» **Figure record extracts**:
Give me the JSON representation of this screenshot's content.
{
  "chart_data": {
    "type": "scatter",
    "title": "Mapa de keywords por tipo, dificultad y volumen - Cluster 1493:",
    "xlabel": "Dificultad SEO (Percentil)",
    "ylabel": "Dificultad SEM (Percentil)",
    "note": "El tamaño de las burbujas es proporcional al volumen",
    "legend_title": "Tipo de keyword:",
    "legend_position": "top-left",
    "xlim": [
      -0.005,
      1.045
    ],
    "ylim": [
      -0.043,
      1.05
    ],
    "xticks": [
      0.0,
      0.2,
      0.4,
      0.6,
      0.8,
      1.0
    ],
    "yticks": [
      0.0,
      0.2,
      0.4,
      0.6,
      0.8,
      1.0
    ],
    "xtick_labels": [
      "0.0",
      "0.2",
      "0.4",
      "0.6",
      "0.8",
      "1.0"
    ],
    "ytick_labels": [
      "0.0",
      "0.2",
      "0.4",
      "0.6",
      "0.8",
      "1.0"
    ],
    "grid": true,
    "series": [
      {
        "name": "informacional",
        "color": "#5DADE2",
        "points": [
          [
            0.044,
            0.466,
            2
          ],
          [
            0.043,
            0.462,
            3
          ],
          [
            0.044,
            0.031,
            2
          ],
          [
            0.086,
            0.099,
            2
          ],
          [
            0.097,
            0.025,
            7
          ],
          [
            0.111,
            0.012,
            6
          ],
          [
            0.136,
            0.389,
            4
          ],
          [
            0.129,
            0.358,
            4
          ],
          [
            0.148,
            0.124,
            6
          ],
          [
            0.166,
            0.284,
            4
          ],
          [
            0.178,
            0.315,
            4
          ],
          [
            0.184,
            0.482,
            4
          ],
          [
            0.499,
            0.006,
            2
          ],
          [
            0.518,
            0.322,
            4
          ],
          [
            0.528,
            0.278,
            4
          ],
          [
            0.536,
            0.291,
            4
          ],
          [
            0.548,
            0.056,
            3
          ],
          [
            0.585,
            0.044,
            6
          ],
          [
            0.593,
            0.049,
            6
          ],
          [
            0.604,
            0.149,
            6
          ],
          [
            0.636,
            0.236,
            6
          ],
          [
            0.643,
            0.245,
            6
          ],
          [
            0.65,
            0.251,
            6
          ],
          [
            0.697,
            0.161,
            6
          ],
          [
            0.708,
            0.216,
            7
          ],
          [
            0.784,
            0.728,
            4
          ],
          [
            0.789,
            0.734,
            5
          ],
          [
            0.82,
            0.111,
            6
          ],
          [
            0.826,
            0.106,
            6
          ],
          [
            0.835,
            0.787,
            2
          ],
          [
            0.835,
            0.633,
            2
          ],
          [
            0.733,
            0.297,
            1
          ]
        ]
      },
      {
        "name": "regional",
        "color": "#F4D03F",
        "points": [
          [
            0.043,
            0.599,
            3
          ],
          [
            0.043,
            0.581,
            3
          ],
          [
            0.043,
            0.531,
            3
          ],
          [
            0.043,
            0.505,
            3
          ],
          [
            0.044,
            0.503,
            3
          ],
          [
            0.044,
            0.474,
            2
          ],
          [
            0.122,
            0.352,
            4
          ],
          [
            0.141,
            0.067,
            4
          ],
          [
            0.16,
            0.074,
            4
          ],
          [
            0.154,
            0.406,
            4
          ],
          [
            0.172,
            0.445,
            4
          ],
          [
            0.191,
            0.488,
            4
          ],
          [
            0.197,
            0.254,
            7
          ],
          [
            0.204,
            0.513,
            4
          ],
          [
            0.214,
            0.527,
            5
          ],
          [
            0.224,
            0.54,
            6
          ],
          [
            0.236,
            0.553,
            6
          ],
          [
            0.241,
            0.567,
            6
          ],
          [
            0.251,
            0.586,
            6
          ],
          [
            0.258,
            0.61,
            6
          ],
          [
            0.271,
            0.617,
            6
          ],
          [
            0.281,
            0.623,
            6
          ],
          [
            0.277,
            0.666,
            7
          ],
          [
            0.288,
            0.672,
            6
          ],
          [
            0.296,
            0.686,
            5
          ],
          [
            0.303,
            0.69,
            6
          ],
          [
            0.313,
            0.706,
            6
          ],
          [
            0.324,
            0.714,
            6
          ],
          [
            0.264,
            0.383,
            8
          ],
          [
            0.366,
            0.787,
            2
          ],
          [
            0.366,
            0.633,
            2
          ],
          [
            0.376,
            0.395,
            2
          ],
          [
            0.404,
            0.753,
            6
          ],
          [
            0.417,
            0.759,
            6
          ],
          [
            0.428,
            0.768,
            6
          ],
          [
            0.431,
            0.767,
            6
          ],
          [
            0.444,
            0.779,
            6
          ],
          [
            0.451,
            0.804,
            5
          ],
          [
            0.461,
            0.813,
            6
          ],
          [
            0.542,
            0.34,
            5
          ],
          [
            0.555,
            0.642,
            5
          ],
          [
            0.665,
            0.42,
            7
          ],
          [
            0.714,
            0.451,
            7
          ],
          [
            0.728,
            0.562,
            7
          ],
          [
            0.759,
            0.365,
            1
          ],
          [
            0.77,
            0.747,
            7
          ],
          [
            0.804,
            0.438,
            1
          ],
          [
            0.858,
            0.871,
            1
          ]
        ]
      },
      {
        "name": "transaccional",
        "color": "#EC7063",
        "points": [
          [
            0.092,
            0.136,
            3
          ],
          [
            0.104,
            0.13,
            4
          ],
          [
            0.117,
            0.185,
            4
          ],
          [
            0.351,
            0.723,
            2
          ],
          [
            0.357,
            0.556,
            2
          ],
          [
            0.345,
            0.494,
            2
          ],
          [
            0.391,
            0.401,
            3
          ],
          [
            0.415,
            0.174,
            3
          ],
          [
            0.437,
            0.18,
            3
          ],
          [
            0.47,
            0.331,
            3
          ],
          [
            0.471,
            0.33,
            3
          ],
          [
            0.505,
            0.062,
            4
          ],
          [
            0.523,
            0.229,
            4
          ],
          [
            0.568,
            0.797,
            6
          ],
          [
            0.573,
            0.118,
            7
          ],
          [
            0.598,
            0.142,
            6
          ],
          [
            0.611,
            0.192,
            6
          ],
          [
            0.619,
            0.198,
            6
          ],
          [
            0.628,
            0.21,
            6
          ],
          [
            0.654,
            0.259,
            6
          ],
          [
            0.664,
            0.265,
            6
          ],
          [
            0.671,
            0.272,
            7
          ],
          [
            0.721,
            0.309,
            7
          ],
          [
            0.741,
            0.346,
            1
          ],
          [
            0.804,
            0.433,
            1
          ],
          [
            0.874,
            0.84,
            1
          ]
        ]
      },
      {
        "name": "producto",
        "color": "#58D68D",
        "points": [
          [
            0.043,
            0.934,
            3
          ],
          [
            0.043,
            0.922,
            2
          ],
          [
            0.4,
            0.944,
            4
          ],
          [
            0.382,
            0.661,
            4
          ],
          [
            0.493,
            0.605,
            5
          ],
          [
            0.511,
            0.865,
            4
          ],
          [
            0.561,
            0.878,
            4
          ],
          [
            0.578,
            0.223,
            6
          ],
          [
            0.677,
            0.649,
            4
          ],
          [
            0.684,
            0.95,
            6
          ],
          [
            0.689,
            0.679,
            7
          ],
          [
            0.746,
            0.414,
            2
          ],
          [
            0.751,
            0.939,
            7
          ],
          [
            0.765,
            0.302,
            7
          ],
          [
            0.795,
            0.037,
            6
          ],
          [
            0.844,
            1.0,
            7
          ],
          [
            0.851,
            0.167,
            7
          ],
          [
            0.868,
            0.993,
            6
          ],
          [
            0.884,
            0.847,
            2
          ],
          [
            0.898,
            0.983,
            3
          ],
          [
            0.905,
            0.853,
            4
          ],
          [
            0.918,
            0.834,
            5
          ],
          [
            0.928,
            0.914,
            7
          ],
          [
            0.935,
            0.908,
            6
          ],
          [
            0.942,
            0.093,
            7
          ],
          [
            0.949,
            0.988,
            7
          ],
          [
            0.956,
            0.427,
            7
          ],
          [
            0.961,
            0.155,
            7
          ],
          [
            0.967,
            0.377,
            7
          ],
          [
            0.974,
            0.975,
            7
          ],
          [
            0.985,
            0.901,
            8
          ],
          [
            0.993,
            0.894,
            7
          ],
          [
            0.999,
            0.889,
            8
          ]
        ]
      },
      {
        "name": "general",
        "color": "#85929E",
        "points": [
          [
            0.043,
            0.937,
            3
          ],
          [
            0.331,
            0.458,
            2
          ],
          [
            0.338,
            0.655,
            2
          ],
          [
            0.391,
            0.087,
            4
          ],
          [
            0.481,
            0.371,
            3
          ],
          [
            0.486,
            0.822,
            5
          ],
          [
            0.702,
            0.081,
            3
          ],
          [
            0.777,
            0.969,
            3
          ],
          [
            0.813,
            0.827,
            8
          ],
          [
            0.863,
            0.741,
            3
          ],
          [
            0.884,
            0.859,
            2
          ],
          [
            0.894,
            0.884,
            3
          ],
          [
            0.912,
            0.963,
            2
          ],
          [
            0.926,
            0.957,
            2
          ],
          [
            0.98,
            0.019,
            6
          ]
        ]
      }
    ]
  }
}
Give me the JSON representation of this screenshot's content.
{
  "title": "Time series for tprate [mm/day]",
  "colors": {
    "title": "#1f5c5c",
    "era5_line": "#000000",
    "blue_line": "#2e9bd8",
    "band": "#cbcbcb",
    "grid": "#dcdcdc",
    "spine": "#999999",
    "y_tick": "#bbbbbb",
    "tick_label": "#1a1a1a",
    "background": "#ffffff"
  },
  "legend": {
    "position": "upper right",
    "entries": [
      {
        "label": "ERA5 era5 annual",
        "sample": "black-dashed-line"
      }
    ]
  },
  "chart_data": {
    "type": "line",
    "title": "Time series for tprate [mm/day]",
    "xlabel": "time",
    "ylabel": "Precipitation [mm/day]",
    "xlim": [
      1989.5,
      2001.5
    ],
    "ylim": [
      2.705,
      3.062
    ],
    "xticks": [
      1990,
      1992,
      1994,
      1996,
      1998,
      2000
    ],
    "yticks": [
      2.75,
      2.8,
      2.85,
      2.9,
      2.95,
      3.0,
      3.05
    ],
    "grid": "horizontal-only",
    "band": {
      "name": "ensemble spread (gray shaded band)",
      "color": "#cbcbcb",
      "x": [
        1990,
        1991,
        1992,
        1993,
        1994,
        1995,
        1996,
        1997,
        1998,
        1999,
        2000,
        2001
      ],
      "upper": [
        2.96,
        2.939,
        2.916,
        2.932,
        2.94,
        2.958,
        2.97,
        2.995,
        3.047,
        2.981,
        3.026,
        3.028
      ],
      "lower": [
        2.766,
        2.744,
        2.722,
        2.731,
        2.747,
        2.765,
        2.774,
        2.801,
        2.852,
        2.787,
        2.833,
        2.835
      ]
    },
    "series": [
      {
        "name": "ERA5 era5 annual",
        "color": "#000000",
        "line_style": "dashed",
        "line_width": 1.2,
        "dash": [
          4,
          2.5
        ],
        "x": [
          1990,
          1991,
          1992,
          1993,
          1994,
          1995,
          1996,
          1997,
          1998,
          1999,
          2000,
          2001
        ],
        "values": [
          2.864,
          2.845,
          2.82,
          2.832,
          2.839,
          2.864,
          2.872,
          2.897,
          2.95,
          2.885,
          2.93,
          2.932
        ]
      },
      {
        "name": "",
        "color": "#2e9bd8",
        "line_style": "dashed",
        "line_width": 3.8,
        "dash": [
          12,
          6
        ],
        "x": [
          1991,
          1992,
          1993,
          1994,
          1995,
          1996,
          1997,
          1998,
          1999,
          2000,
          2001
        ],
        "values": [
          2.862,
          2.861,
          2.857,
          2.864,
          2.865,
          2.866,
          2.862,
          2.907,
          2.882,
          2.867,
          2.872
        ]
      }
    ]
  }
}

» **Task instructions**:
Extract, from the listing above, every line where the string "series" occurs.

» **Written answer**:
    "series": [
  "title": "Time series for tprate [mm/day]",
    "title": "Time series for tprate [mm/day]",
    "series": [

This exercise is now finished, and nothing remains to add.